• _DATASET EXCERPTS_:
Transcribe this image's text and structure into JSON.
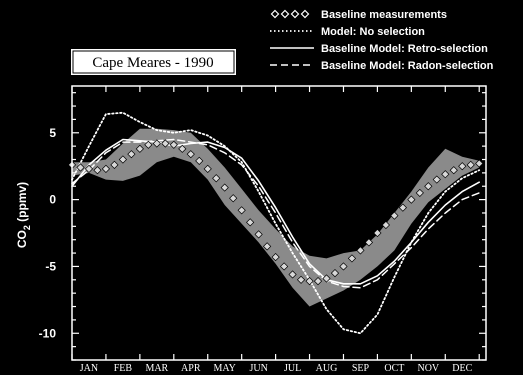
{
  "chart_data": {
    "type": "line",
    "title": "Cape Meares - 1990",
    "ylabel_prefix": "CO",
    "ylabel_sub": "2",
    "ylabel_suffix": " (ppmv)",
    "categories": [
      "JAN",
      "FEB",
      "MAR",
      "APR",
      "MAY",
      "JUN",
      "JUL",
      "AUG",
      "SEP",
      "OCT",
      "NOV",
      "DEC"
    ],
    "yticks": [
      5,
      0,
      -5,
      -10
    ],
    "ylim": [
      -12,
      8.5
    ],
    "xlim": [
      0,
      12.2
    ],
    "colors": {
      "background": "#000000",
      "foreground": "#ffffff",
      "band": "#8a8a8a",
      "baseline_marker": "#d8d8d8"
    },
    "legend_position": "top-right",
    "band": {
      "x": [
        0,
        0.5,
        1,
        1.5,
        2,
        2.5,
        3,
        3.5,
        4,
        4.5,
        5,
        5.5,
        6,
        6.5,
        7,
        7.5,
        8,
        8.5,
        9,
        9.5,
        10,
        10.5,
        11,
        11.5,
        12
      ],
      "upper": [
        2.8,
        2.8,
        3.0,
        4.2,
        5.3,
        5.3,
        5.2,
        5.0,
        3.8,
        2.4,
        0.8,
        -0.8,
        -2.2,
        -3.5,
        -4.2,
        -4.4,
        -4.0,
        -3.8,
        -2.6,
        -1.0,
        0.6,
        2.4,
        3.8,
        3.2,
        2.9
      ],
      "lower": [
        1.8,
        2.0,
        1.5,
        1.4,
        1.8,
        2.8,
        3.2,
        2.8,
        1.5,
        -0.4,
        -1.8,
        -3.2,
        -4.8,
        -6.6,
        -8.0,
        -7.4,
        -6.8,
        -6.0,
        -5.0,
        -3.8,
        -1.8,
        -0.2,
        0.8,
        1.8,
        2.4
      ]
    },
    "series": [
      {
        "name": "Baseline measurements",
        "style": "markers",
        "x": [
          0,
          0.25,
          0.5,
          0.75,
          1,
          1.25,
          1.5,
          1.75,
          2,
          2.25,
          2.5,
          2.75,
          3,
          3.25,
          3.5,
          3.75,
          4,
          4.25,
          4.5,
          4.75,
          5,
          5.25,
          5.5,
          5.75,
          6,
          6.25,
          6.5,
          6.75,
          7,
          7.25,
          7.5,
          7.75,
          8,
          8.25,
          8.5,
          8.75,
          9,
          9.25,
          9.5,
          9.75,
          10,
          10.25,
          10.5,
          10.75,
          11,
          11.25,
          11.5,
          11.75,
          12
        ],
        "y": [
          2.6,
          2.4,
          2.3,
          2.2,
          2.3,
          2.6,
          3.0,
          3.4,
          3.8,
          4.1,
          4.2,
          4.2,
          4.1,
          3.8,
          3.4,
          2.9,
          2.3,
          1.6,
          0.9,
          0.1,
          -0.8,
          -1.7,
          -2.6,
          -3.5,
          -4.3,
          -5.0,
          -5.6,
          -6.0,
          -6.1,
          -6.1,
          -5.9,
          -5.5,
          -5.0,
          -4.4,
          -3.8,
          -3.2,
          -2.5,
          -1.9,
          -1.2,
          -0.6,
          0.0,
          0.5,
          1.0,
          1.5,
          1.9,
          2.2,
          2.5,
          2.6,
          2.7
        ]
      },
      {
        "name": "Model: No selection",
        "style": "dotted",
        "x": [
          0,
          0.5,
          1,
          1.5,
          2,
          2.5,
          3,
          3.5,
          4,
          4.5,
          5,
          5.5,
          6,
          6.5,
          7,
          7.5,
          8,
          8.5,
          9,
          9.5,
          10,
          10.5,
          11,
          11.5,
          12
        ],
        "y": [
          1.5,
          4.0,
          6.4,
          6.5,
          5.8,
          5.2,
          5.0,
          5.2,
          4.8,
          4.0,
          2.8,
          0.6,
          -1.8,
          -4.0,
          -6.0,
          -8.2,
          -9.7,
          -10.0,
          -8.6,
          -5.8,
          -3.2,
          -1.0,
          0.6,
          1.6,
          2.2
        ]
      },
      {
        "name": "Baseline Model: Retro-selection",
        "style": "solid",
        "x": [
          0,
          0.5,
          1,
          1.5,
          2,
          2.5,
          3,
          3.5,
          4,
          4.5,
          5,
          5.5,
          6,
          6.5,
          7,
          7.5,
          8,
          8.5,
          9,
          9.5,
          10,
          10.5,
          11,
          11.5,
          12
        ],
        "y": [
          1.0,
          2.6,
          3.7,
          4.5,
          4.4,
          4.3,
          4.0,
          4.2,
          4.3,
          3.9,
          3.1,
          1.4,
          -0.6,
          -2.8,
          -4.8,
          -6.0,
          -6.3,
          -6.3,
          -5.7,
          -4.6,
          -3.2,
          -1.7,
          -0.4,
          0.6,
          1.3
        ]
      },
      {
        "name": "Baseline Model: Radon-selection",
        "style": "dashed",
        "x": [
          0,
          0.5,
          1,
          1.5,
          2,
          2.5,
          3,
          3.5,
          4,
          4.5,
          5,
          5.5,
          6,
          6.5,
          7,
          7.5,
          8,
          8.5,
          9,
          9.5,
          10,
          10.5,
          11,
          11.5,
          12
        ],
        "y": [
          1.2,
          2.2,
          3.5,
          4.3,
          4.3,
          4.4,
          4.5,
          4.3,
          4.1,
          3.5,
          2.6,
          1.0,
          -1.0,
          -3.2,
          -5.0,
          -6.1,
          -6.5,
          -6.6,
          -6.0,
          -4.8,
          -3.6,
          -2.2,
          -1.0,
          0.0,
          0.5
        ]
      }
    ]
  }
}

--

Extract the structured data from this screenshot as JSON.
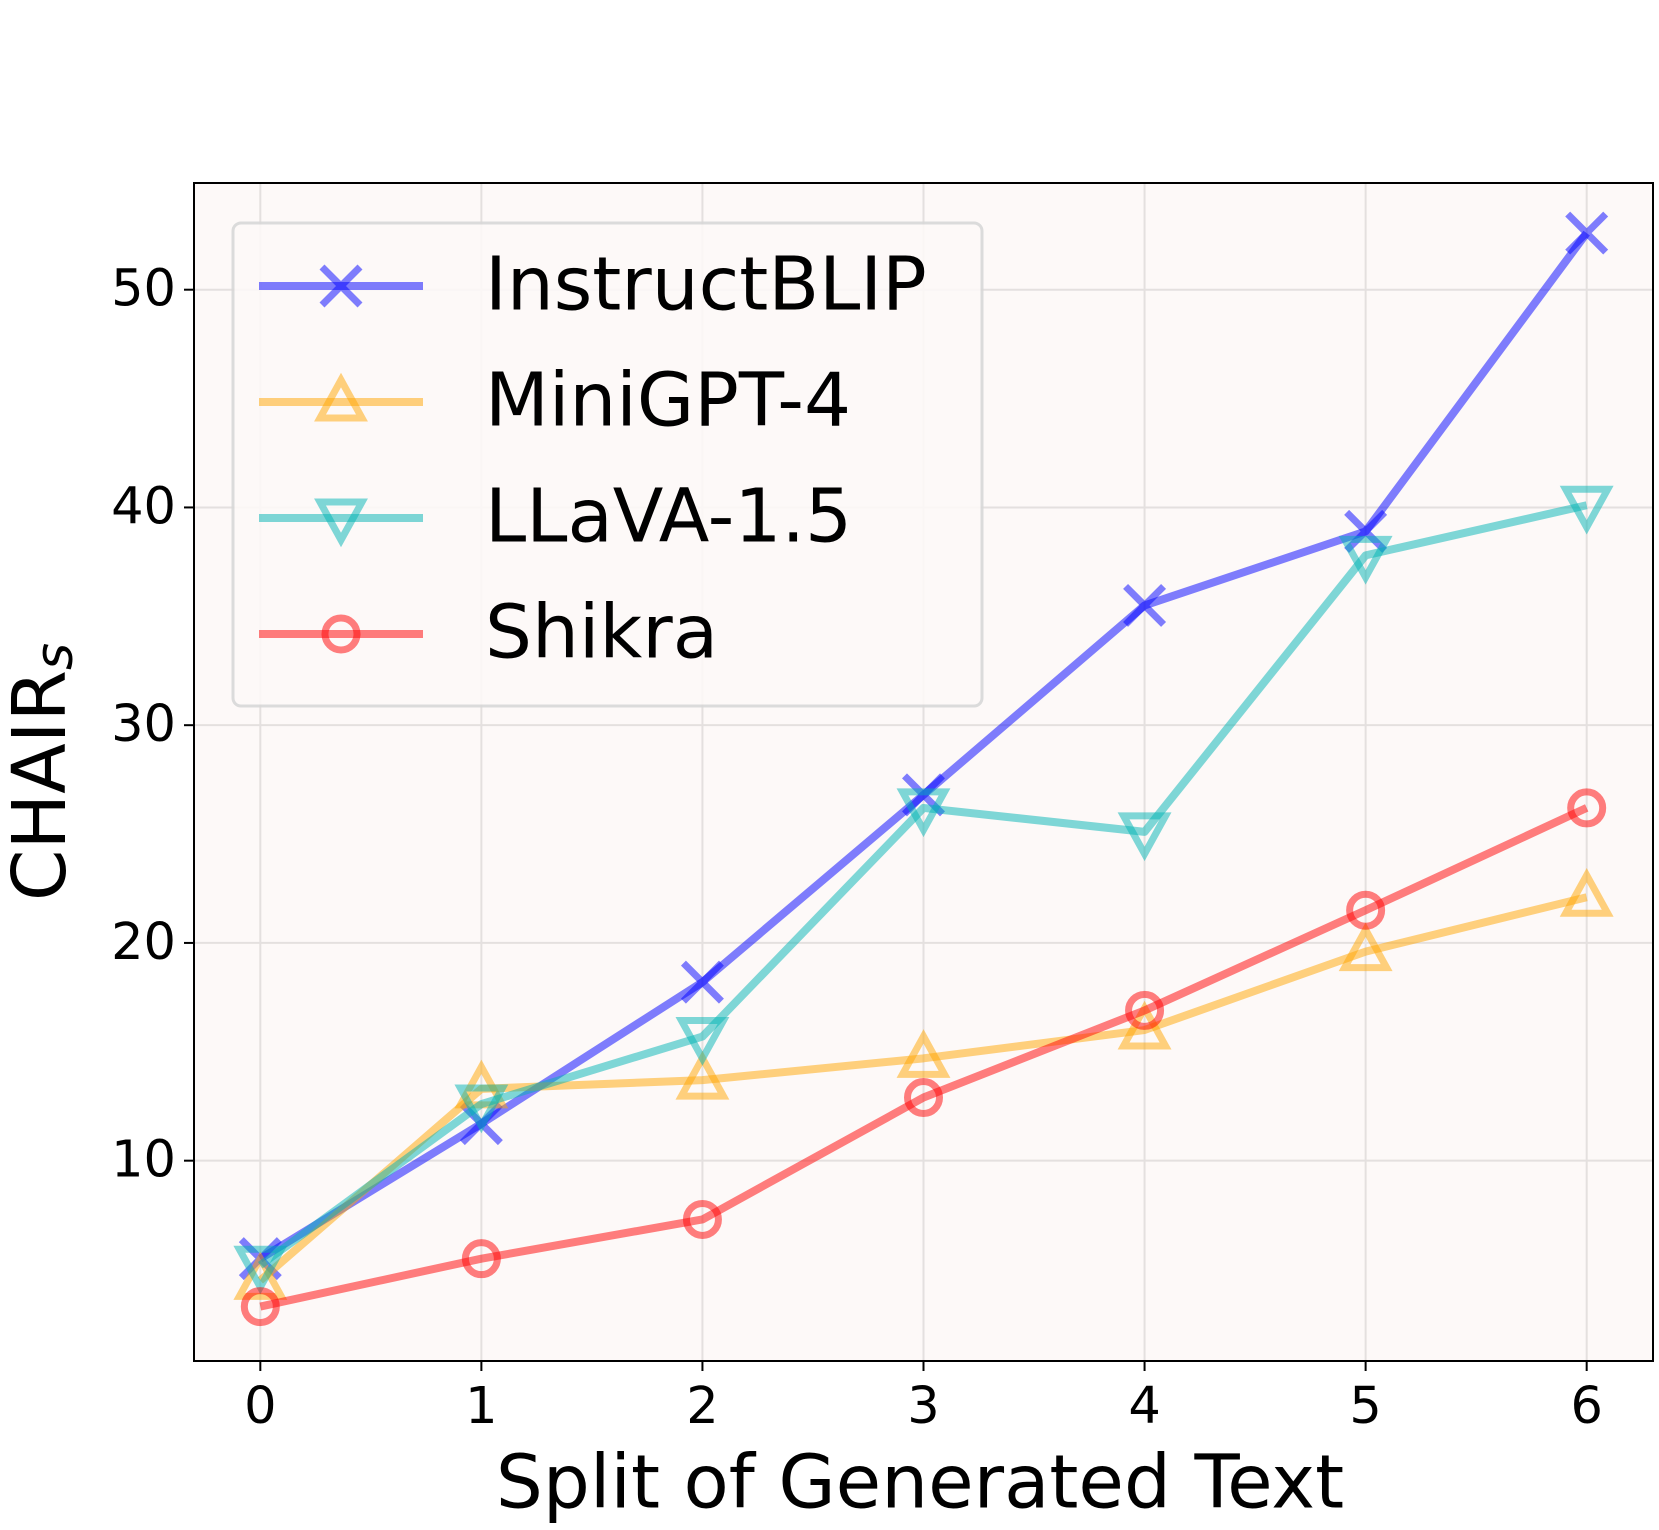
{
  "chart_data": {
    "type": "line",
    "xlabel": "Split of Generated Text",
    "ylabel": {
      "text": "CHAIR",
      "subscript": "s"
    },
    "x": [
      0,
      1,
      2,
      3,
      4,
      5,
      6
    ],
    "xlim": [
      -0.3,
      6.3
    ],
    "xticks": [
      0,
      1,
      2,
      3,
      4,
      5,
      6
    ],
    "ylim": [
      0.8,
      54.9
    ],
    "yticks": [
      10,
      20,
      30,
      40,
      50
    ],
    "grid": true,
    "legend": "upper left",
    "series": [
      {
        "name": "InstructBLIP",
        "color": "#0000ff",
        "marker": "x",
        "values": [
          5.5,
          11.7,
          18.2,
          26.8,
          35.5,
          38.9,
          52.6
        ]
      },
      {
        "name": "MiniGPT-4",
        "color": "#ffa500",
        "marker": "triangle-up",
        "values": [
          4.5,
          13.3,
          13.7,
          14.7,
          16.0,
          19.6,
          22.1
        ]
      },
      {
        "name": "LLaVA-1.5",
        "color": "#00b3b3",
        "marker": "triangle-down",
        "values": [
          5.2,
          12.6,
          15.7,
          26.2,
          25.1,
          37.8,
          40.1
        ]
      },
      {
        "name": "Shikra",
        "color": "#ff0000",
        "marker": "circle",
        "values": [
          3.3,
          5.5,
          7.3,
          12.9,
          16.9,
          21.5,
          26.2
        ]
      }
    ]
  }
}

• _GIVEN EXERCISE_:
Pull out all lines from the entries above in which the word "name" appears.

• _OUTPUT FOR THIS TASK_:
        "name": "Baseline measurements",
        "name": "Model: No selection",
        "name": "Baseline Model: Retro-selection",
        "name": "Baseline Model: Radon-selection",
        "name": "InstructBLIP",
        "name": "MiniGPT-4",
        "name": "LLaVA-1.5",
        "name": "Shikra",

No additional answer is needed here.